Data entries:
+ + + + + + +
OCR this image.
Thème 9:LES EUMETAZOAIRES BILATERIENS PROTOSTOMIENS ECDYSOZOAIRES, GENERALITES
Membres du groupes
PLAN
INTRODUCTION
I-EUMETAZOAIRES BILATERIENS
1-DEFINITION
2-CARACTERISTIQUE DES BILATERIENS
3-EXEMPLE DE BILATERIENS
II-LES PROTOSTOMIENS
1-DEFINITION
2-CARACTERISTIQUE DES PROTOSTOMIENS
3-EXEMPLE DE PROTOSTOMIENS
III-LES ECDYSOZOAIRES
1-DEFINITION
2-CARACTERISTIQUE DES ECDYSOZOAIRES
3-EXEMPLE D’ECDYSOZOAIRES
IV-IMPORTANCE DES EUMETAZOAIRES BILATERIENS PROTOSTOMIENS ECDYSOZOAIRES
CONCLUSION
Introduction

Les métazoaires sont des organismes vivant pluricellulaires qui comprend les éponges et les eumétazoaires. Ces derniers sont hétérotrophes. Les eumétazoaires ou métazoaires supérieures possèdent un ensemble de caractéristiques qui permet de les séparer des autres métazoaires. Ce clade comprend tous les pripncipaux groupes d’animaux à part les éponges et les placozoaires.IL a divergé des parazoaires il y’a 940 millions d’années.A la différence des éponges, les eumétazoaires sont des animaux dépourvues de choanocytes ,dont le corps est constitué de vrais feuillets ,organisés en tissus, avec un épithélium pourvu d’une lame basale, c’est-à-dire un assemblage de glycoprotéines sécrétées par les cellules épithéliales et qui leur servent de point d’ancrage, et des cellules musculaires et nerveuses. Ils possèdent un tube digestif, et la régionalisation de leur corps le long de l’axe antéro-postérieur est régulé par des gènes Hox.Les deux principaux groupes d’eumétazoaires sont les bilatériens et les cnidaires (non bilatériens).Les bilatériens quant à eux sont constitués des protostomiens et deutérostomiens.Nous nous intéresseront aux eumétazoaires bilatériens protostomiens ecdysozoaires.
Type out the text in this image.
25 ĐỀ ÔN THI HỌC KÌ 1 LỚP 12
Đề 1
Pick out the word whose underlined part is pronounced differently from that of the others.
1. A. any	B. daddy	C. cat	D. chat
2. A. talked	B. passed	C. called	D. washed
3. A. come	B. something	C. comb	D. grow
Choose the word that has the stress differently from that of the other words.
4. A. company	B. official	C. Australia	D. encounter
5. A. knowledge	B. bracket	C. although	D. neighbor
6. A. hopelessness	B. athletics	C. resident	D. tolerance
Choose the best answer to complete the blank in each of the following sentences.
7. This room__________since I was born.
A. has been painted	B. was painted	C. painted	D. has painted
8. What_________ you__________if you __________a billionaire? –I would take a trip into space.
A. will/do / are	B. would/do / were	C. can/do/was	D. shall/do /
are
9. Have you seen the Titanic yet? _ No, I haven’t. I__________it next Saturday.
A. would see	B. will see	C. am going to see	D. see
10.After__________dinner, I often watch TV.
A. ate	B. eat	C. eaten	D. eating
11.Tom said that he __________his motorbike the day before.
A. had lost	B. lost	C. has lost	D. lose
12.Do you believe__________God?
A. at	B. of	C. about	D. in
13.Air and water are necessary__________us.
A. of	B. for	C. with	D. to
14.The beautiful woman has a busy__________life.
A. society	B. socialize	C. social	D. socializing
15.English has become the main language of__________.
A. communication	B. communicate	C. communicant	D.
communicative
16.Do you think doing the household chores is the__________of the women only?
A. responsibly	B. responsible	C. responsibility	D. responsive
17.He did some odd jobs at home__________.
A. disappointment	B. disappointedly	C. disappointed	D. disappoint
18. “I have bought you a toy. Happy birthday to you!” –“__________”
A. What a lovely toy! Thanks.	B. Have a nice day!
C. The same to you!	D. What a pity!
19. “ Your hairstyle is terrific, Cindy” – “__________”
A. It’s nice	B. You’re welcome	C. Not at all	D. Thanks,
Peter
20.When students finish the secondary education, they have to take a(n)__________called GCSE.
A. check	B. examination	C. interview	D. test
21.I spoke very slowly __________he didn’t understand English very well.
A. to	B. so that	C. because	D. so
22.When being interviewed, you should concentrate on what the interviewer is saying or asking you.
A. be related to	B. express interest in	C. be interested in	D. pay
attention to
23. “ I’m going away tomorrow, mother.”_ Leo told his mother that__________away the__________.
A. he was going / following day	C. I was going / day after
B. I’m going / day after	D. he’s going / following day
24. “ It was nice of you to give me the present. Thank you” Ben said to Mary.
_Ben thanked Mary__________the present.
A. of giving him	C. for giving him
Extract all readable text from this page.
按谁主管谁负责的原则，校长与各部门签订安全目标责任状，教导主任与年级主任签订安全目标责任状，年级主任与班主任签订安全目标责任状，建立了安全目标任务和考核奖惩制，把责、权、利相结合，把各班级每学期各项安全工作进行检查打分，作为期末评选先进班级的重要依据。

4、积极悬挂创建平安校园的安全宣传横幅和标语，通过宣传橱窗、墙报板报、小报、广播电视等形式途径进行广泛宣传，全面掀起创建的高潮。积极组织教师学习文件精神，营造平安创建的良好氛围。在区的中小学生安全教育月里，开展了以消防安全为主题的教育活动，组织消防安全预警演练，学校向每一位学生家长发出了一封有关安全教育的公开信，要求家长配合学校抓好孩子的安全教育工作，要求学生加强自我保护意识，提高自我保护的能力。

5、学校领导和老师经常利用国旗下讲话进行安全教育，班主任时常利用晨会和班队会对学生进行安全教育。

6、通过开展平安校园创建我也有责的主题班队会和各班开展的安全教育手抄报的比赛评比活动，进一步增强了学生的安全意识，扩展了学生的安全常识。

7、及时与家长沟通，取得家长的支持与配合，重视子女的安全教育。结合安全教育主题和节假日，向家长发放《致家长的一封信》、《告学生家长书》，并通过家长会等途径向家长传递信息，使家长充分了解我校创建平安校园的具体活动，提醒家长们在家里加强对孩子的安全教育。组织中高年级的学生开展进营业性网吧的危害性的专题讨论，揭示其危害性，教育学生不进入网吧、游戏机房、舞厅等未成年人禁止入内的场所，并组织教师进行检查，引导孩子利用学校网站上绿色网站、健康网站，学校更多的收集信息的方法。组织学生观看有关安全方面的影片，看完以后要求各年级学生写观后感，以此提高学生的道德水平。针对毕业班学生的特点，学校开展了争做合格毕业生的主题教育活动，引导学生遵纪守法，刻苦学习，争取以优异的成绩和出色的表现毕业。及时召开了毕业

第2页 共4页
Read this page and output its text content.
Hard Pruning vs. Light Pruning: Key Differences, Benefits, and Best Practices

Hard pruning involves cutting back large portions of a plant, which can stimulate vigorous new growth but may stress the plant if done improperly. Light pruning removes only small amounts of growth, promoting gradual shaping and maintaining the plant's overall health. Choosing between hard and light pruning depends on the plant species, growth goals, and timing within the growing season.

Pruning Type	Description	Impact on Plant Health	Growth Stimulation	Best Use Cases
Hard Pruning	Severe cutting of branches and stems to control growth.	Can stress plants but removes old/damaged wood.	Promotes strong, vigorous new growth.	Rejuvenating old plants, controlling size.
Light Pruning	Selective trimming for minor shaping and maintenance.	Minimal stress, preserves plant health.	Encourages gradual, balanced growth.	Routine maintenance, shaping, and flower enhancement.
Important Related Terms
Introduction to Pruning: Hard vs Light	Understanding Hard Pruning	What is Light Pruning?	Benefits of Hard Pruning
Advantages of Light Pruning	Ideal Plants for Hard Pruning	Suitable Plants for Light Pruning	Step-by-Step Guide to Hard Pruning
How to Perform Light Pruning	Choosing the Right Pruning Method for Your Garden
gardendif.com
+ + + + + + +
◆ Directive ◆
Check each line of the records for the word "nice", and show the lines that contain it.

◆ Finished answer ◆
A. What a lovely toy! Thanks.	B. Have a nice day!
A. It’s nice	B. You’re welcome	C. Not at all	D. Thanks,
24. “ It was nice of you to give me the present. Thank you” Ben said to Mary.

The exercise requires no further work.